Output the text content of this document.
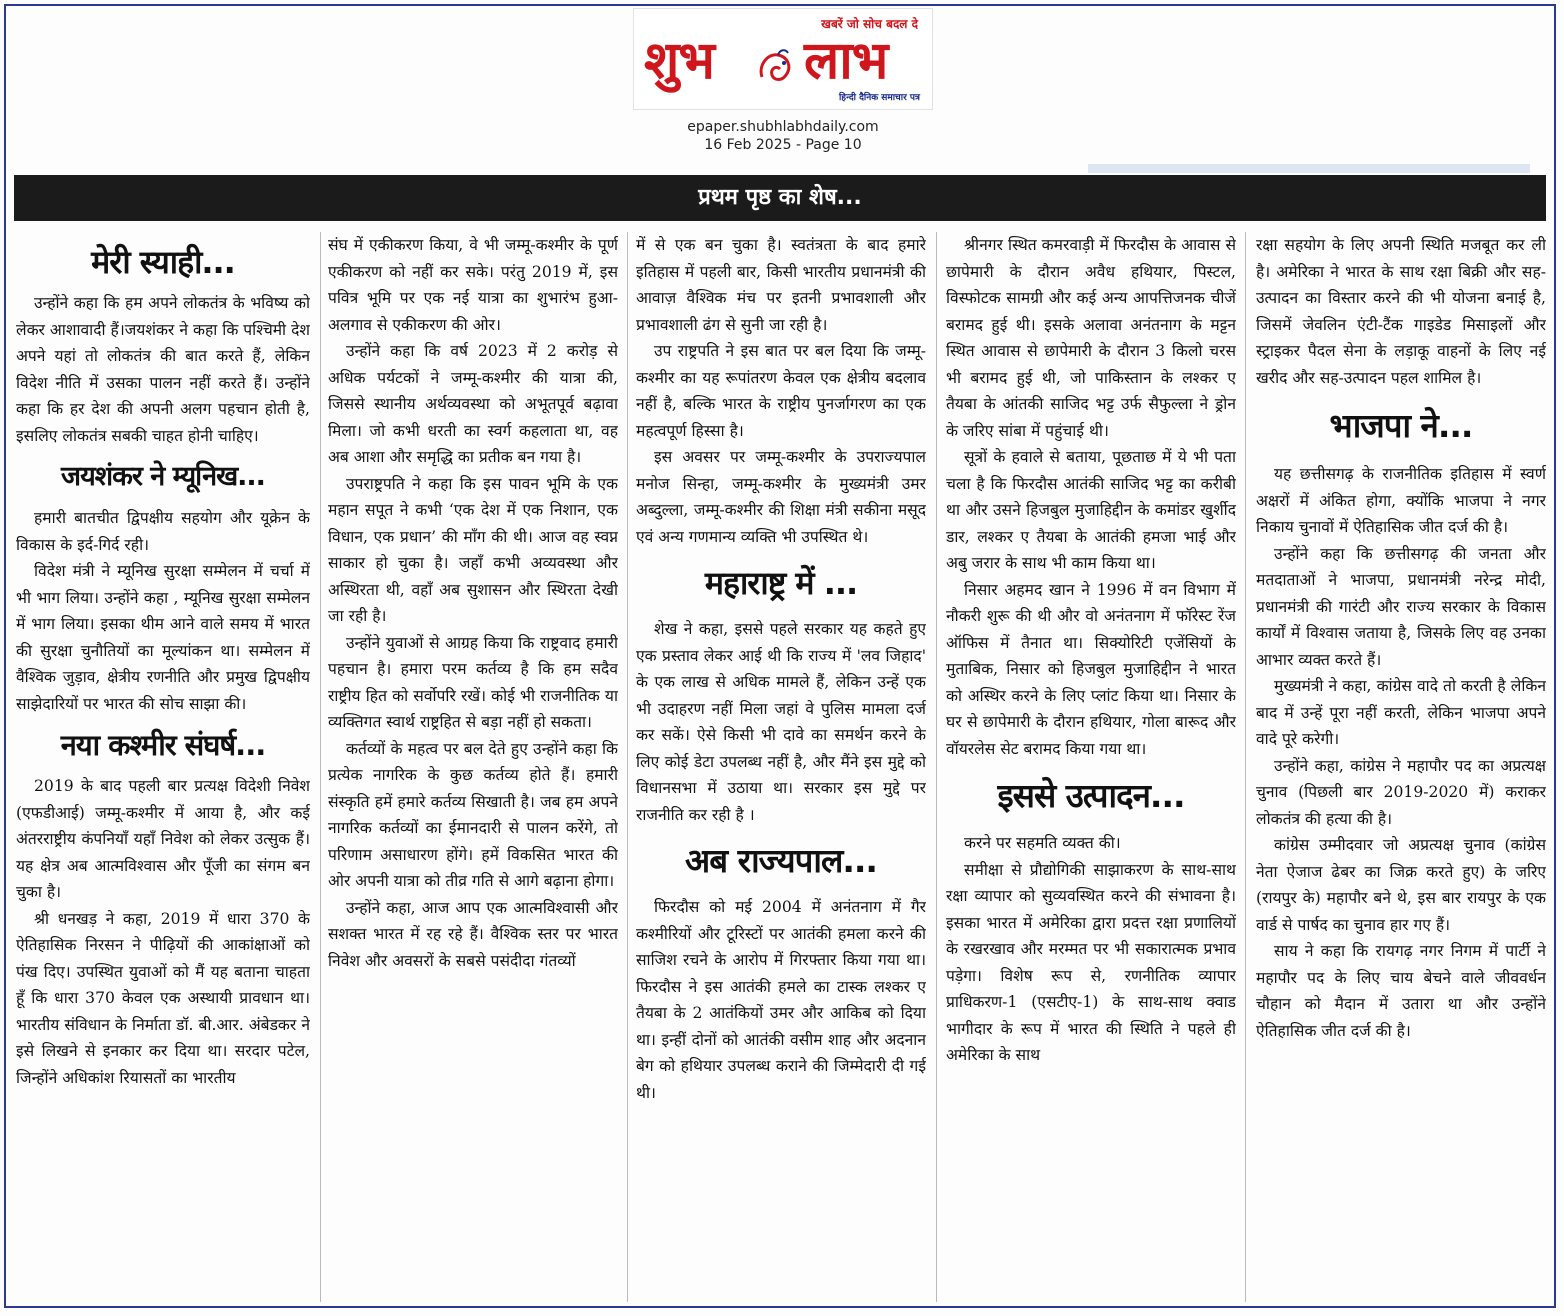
खबरें जो सोच बदल दे
शुभ लाभ
हिन्दी दैनिक समाचार पत्र
epaper.shubhlabhdaily.com
16 Feb 2025 - Page 10
प्रथम पृष्ठ का शेष...
मेरी स्याही...

उन्होंने कहा कि हम अपने लोकतंत्र के भविष्य को लेकर आशावादी हैं।जयशंकर ने कहा कि पश्चिमी देश अपने यहां तो लोकतंत्र की बात करते हैं, लेकिन विदेश नीति में उसका पालन नहीं करते हैं। उन्होंने कहा कि हर देश की अपनी अलग पहचान होती है, इसलिए लोकतंत्र सबकी चाहत होनी चाहिए।

जयशंकर ने म्यूनिख...

हमारी बातचीत द्विपक्षीय सहयोग और यूक्रेन के विकास के इर्द-गिर्द रही।

विदेश मंत्री ने म्यूनिख सुरक्षा सम्मेलन में चर्चा में भी भाग लिया। उन्होंने कहा , म्यूनिख सुरक्षा सम्मेलन में भाग लिया। इसका थीम आने वाले समय में भारत की सुरक्षा चुनौतियों का मूल्यांकन था। सम्मेलन में वैश्विक जुड़ाव, क्षेत्रीय रणनीति और प्रमुख द्विपक्षीय साझेदारियों पर भारत की सोच साझा की।

नया कश्मीर संघर्ष...

2019 के बाद पहली बार प्रत्यक्ष विदेशी निवेश (एफडीआई) जम्मू-कश्मीर में आया है, और कई अंतरराष्ट्रीय कंपनियाँ यहाँ निवेश को लेकर उत्सुक हैं। यह क्षेत्र अब आत्मविश्वास और पूँजी का संगम बन चुका है।

श्री धनखड़ ने कहा, 2019 में धारा 370 के ऐतिहासिक निरसन ने पीढ़ियों की आकांक्षाओं को पंख दिए। उपस्थित युवाओं को मैं यह बताना चाहता हूँ कि धारा 370 केवल एक अस्थायी प्रावधान था। भारतीय संविधान के निर्माता डॉ. बी.आर. अंबेडकर ने इसे लिखने से इनकार कर दिया था। सरदार पटेल, जिन्होंने अधिकांश रियासतों का भारतीय

संघ में एकीकरण किया, वे भी जम्मू-कश्मीर के पूर्ण एकीकरण को नहीं कर सके। परंतु 2019 में, इस पवित्र भूमि पर एक नई यात्रा का शुभारंभ हुआ-अलगाव से एकीकरण की ओर।

उन्होंने कहा कि वर्ष 2023 में 2 करोड़ से अधिक पर्यटकों ने जम्मू-कश्मीर की यात्रा की, जिससे स्थानीय अर्थव्यवस्था को अभूतपूर्व बढ़ावा मिला। जो कभी धरती का स्वर्ग कहलाता था, वह अब आशा और समृद्धि का प्रतीक बन गया है।

उपराष्ट्रपति ने कहा कि इस पावन भूमि के एक महान सपूत ने कभी ‘एक देश में एक निशान, एक विधान, एक प्रधान’ की माँग की थी। आज वह स्वप्न साकार हो चुका है। जहाँ कभी अव्यवस्था और अस्थिरता थी, वहाँ अब सुशासन और स्थिरता देखी जा रही है।

उन्होंने युवाओं से आग्रह किया कि राष्ट्रवाद हमारी पहचान है। हमारा परम कर्तव्य है कि हम सदैव राष्ट्रीय हित को सर्वोपरि रखें। कोई भी राजनीतिक या व्यक्तिगत स्वार्थ राष्ट्रहित से बड़ा नहीं हो सकता।

कर्तव्यों के महत्व पर बल देते हुए उन्होंने कहा कि प्रत्येक नागरिक के कुछ कर्तव्य होते हैं। हमारी संस्कृति हमें हमारे कर्तव्य सिखाती है। जब हम अपने नागरिक कर्तव्यों का ईमानदारी से पालन करेंगे, तो परिणाम असाधारण होंगे। हमें विकसित भारत की ओर अपनी यात्रा को तीव्र गति से आगे बढ़ाना होगा।

उन्होंने कहा, आज आप एक आत्मविश्वासी और सशक्त भारत में रह रहे हैं। वैश्विक स्तर पर भारत निवेश और अवसरों के सबसे पसंदीदा गंतव्यों

में से एक बन चुका है। स्वतंत्रता के बाद हमारे इतिहास में पहली बार, किसी भारतीय प्रधानमंत्री की आवाज़ वैश्विक मंच पर इतनी प्रभावशाली और प्रभावशाली ढंग से सुनी जा रही है।

उप राष्ट्रपति ने इस बात पर बल दिया कि जम्मू-कश्मीर का यह रूपांतरण केवल एक क्षेत्रीय बदलाव नहीं है, बल्कि भारत के राष्ट्रीय पुनर्जागरण का एक महत्वपूर्ण हिस्सा है।

इस अवसर पर जम्मू-कश्मीर के उपराज्यपाल मनोज सिन्हा, जम्मू-कश्मीर के मुख्यमंत्री उमर अब्दुल्ला, जम्मू-कश्मीर की शिक्षा मंत्री सकीना मसूद एवं अन्य गणमान्य व्यक्ति भी उपस्थित थे।

महाराष्ट्र में ...

शेख ने कहा, इससे पहले सरकार यह कहते हुए एक प्रस्ताव लेकर आई थी कि राज्य में 'लव जिहाद' के एक लाख से अधिक मामले हैं, लेकिन उन्हें एक भी उदाहरण नहीं मिला जहां वे पुलिस मामला दर्ज कर सकें। ऐसे किसी भी दावे का समर्थन करने के लिए कोई डेटा उपलब्ध नहीं है, और मैंने इस मुद्दे को विधानसभा में उठाया था। सरकार इस मुद्दे पर राजनीति कर रही है ।

अब राज्यपाल...

फिरदौस को मई 2004 में अनंतनाग में गैर कश्मीरियों और टूरिस्टों पर आतंकी हमला करने की साजिश रचने के आरोप में गिरफ्तार किया गया था। फिरदौस ने इस आतंकी हमले का टास्क लश्कर ए तैयबा के 2 आतंकियों उमर और आकिब को दिया था। इन्हीं दोनों को आतंकी वसीम शाह और अदनान बेग को हथियार उपलब्ध कराने की जिम्मेदारी दी गई थी।

श्रीनगर स्थित कमरवाड़ी में फिरदौस के आवास से छापेमारी के दौरान अवैध हथियार, पिस्टल, विस्फोटक सामग्री और कई अन्य आपत्तिजनक चीजें बरामद हुई थी। इसके अलावा अनंतनाग के मट्टन स्थित आवास से छापेमारी के दौरान 3 किलो चरस भी बरामद हुई थी, जो पाकिस्तान के लश्कर ए तैयबा के आंतकी साजिद भट्ट उर्फ सैफुल्ला ने ड्रोन के जरिए सांबा में पहुंचाई थी।

सूत्रों के हवाले से बताया, पूछताछ में ये भी पता चला है कि फिरदौस आतंकी साजिद भट्ट का करीबी था और उसने हिजबुल मुजाहिद्दीन के कमांडर खुर्शीद डार, लश्कर ए तैयबा के आतंकी हमजा भाई और अबु जरार के साथ भी काम किया था।

निसार अहमद खान ने 1996 में वन विभाग में नौकरी शुरू की थी और वो अनंतनाग में फॉरेस्ट रेंज ऑफिस में तैनात था। सिक्योरिटी एजेंसियों के मुताबिक, निसार को हिजबुल मुजाहिद्दीन ने भारत को अस्थिर करने के लिए प्लांट किया था। निसार के घर से छापेमारी के दौरान हथियार, गोला बारूद और वॉयरलेस सेट बरामद किया गया था।

इससे उत्पादन...

करने पर सहमति व्यक्त की।

समीक्षा से प्रौद्योगिकी साझाकरण के साथ-साथ रक्षा व्यापार को सुव्यवस्थित करने की संभावना है। इसका भारत में अमेरिका द्वारा प्रदत्त रक्षा प्रणालियों के रखरखाव और मरम्मत पर भी सकारात्मक प्रभाव पड़ेगा। विशेष रूप से, रणनीतिक व्यापार प्राधिकरण-1 (एसटीए-1) के साथ-साथ क्वाड भागीदार के रूप में भारत की स्थिति ने पहले ही अमेरिका के साथ

रक्षा सहयोग के लिए अपनी स्थिति मजबूत कर ली है। अमेरिका ने भारत के साथ रक्षा बिक्री और सह-उत्पादन का विस्तार करने की भी योजना बनाई है, जिसमें जेवलिन एंटी-टैंक गाइडेड मिसाइलों और स्ट्राइकर पैदल सेना के लड़ाकू वाहनों के लिए नई खरीद और सह-उत्पादन पहल शामिल है।

भाजपा ने...

यह छत्तीसगढ़ के राजनीतिक इतिहास में स्वर्ण अक्षरों में अंकित होगा, क्योंकि भाजपा ने नगर निकाय चुनावों में ऐतिहासिक जीत दर्ज की है।

उन्होंने कहा कि छत्तीसगढ़ की जनता और मतदाताओं ने भाजपा, प्रधानमंत्री नरेन्द्र मोदी, प्रधानमंत्री की गारंटी और राज्य सरकार के विकास कार्यों में विश्वास जताया है, जिसके लिए वह उनका आभार व्यक्त करते हैं।

मुख्यमंत्री ने कहा, कांग्रेस वादे तो करती है लेकिन बाद में उन्हें पूरा नहीं करती, लेकिन भाजपा अपने वादे पूरे करेगी।

उन्होंने कहा, कांग्रेस ने महापौर पद का अप्रत्यक्ष चुनाव (पिछली बार 2019-2020 में) कराकर लोकतंत्र की हत्या की है।

कांग्रेस उम्मीदवार जो अप्रत्यक्ष चुनाव (कांग्रेस नेता ऐजाज ढेबर का जिक्र करते हुए) के जरिए (रायपुर के) महापौर बने थे, इस बार रायपुर के एक वार्ड से पार्षद का चुनाव हार गए हैं।

साय ने कहा कि रायगढ़ नगर निगम में पार्टी ने महापौर पद के लिए चाय बेचने वाले जीववर्धन चौहान को मैदान में उतारा था और उन्होंने ऐतिहासिक जीत दर्ज की है।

········

Count the lines in the records above that hold the word "अवसर", and give only that number.

2